Brief:
Scan the data below for the string "arrow". Copy every line where it appears.
-- Start --
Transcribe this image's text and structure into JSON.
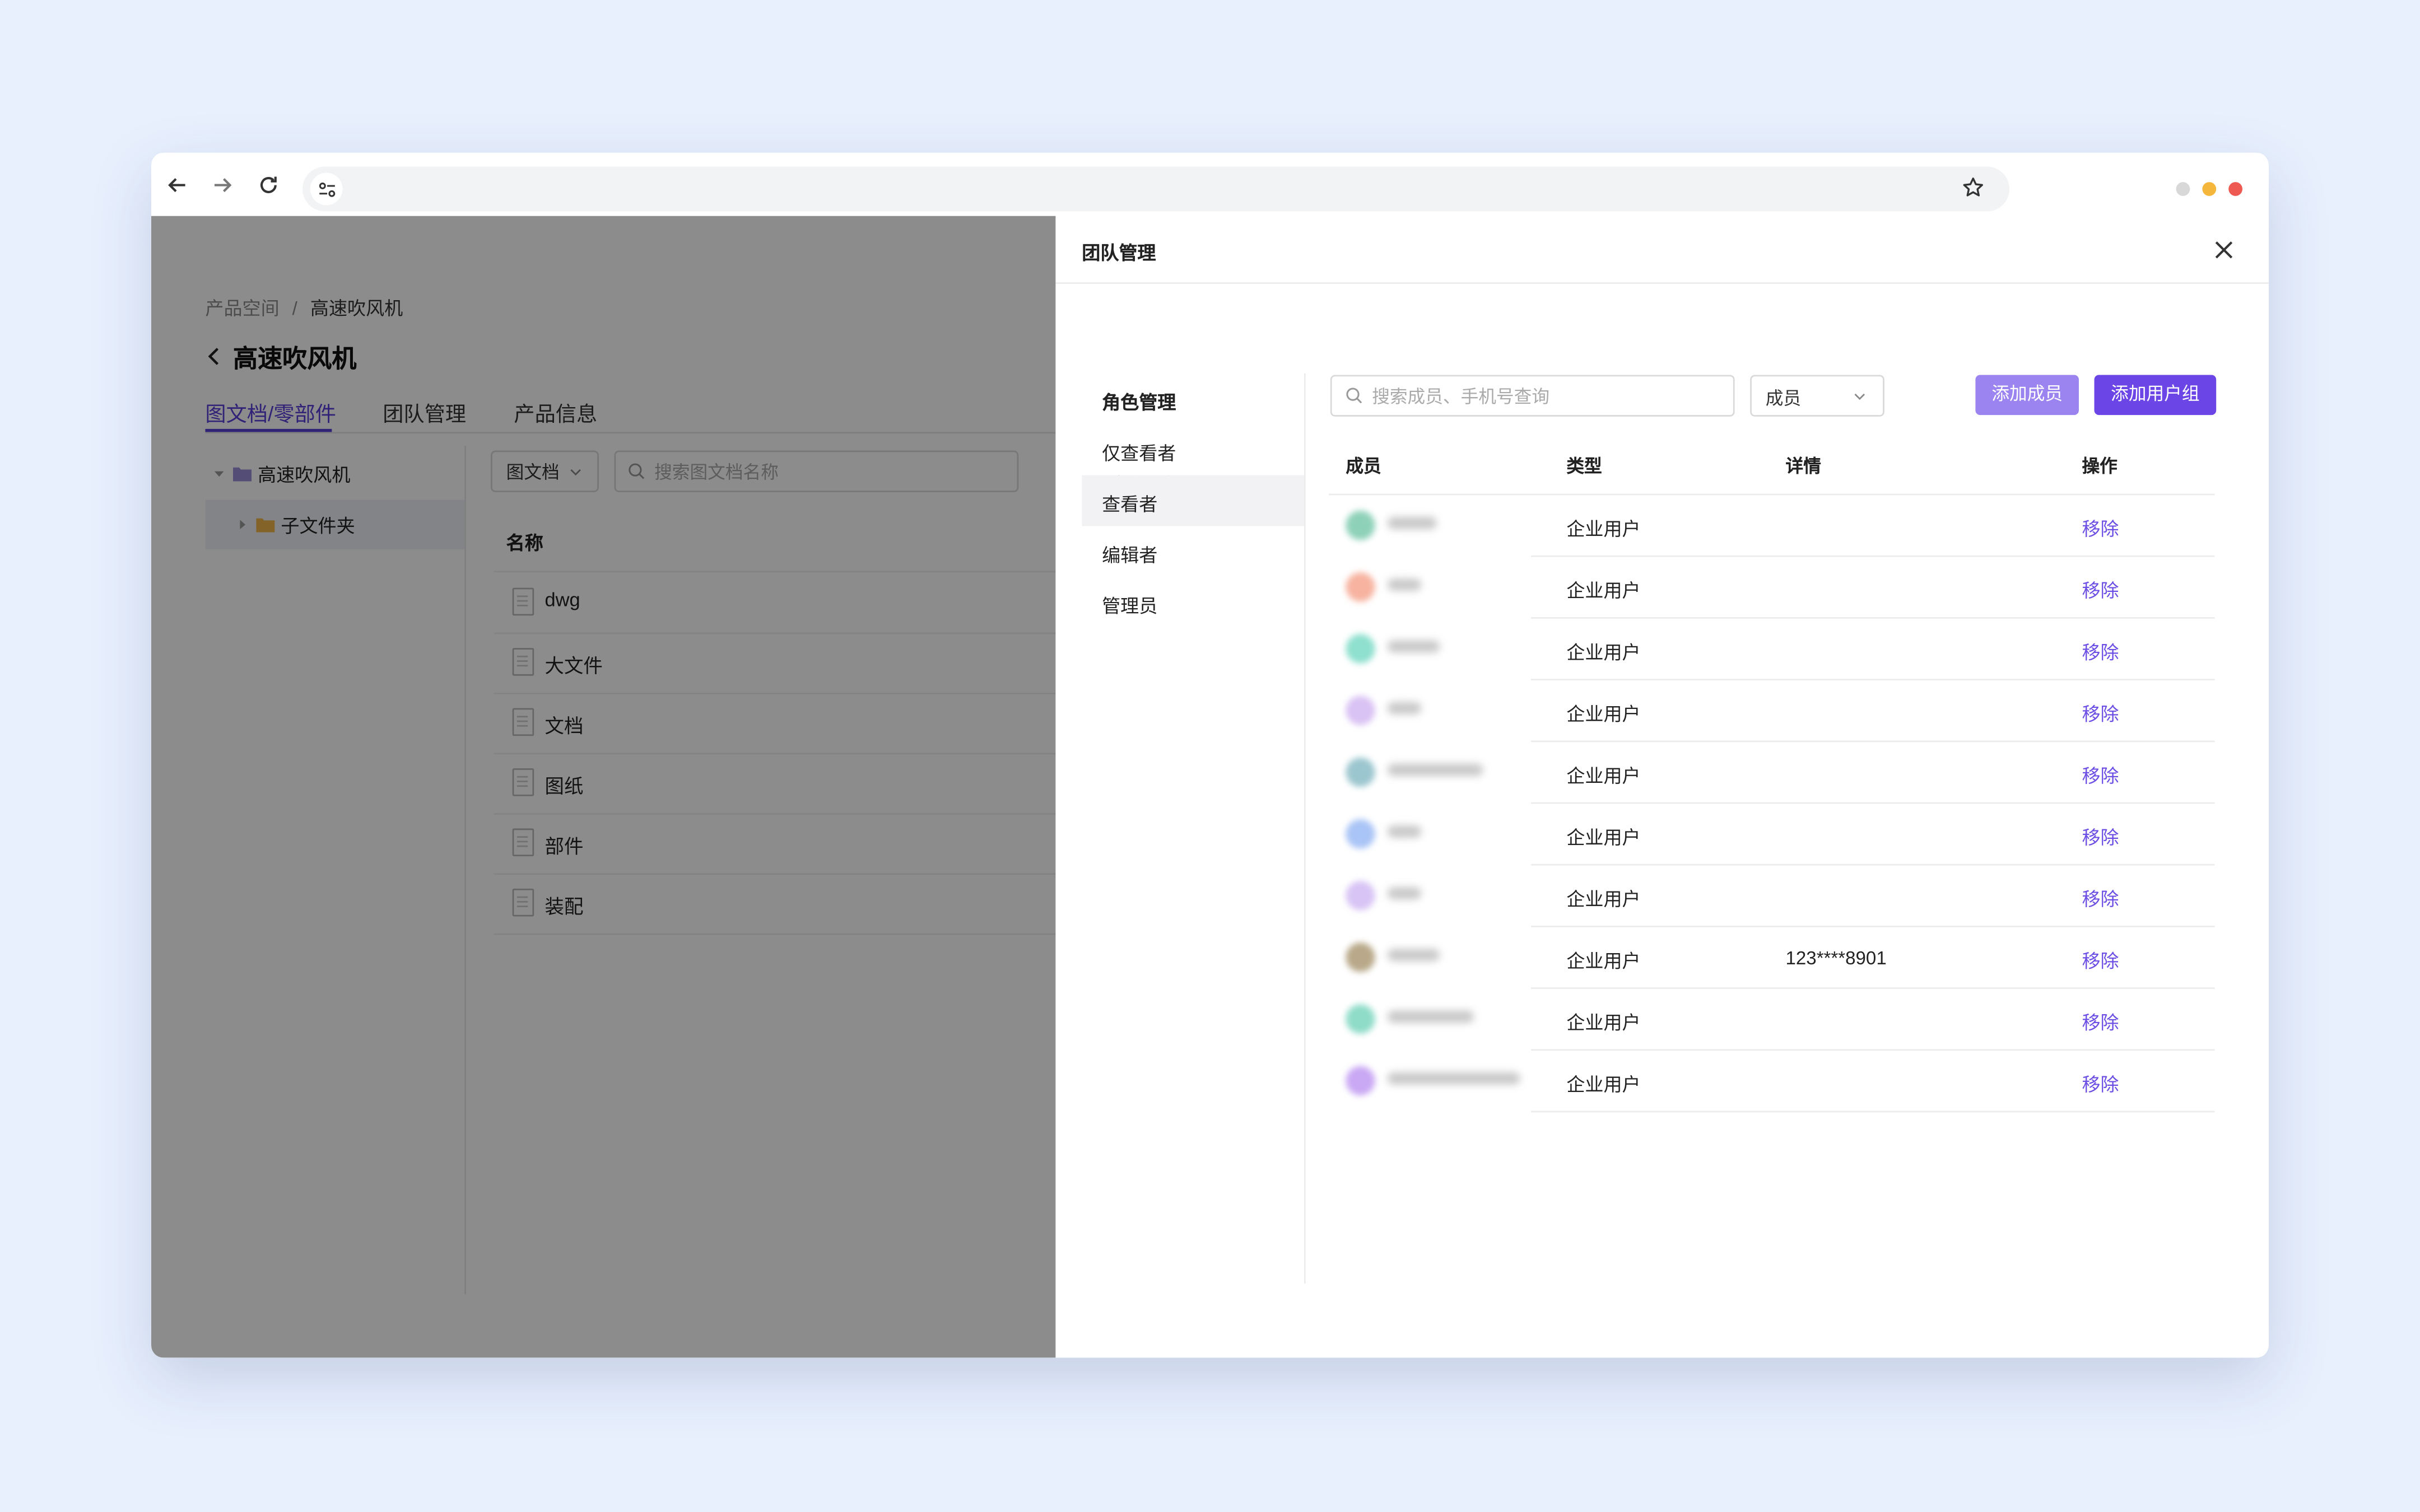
{
  "browser": {
    "icons": {
      "back": "arrow-left-icon",
      "forward": "arrow-right-icon",
      "reload": "reload-icon",
      "site_info": "tune-icon",
      "bookmark": "star-icon"
    },
    "window_dots": [
      "#d8d8d8",
      "#f5b73b",
      "#ee5a52"
    ]
  },
  "app": {
    "breadcrumb": {
      "root": "产品空间",
      "separator": "/",
      "current": "高速吹风机"
    },
    "title": "高速吹风机",
    "tabs": [
      {
        "label": "图文档/零部件",
        "active": true
      },
      {
        "label": "团队管理",
        "active": false
      },
      {
        "label": "产品信息",
        "active": false
      }
    ],
    "tree": [
      {
        "label": "高速吹风机",
        "expanded": true
      },
      {
        "label": "子文件夹",
        "selected": true
      }
    ],
    "filter": {
      "label": "图文档"
    },
    "search": {
      "placeholder": "搜索图文档名称"
    },
    "table_header": "名称",
    "files": [
      "dwg",
      "大文件",
      "文档",
      "图纸",
      "部件",
      "装配"
    ]
  },
  "drawer": {
    "title": "团队管理",
    "folder_name": "子文件夹",
    "roles": [
      {
        "label": "角色管理",
        "bold": true
      },
      {
        "label": "仅查看者"
      },
      {
        "label": "查看者",
        "selected": true
      },
      {
        "label": "编辑者"
      },
      {
        "label": "管理员"
      }
    ],
    "search": {
      "placeholder": "搜索成员、手机号查询"
    },
    "member_select": {
      "value": "成员"
    },
    "buttons": {
      "add_member": "添加成员",
      "add_group": "添加用户组"
    },
    "colors": {
      "add_member": "#9b84f0",
      "add_group": "#6b45e6",
      "link": "#6c4ee4"
    },
    "columns": {
      "member": "成员",
      "type": "类型",
      "details": "详情",
      "action": "操作"
    },
    "members": [
      {
        "avatar_color": "#8ed1b9",
        "type": "企业用户",
        "details": "",
        "action": "移除"
      },
      {
        "avatar_color": "#f7b3a0",
        "type": "企业用户",
        "details": "",
        "action": "移除"
      },
      {
        "avatar_color": "#8fe0cf",
        "type": "企业用户",
        "details": "",
        "action": "移除"
      },
      {
        "avatar_color": "#d9c2f4",
        "type": "企业用户",
        "details": "",
        "action": "移除"
      },
      {
        "avatar_color": "#9cc6cf",
        "type": "企业用户",
        "details": "",
        "action": "移除"
      },
      {
        "avatar_color": "#a9c4f6",
        "type": "企业用户",
        "details": "",
        "action": "移除"
      },
      {
        "avatar_color": "#d8c4f5",
        "type": "企业用户",
        "details": "",
        "action": "移除"
      },
      {
        "avatar_color": "#b9a98a",
        "type": "企业用户",
        "details": "123****8901",
        "action": "移除"
      },
      {
        "avatar_color": "#8fdcc8",
        "type": "企业用户",
        "details": "",
        "action": "移除"
      },
      {
        "avatar_color": "#c9a8f4",
        "type": "企业用户",
        "details": "",
        "action": "移除"
      }
    ]
  }
}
-- End --
Answer to the task:
      "back": "arrow-left-icon",
      "forward": "arrow-right-icon",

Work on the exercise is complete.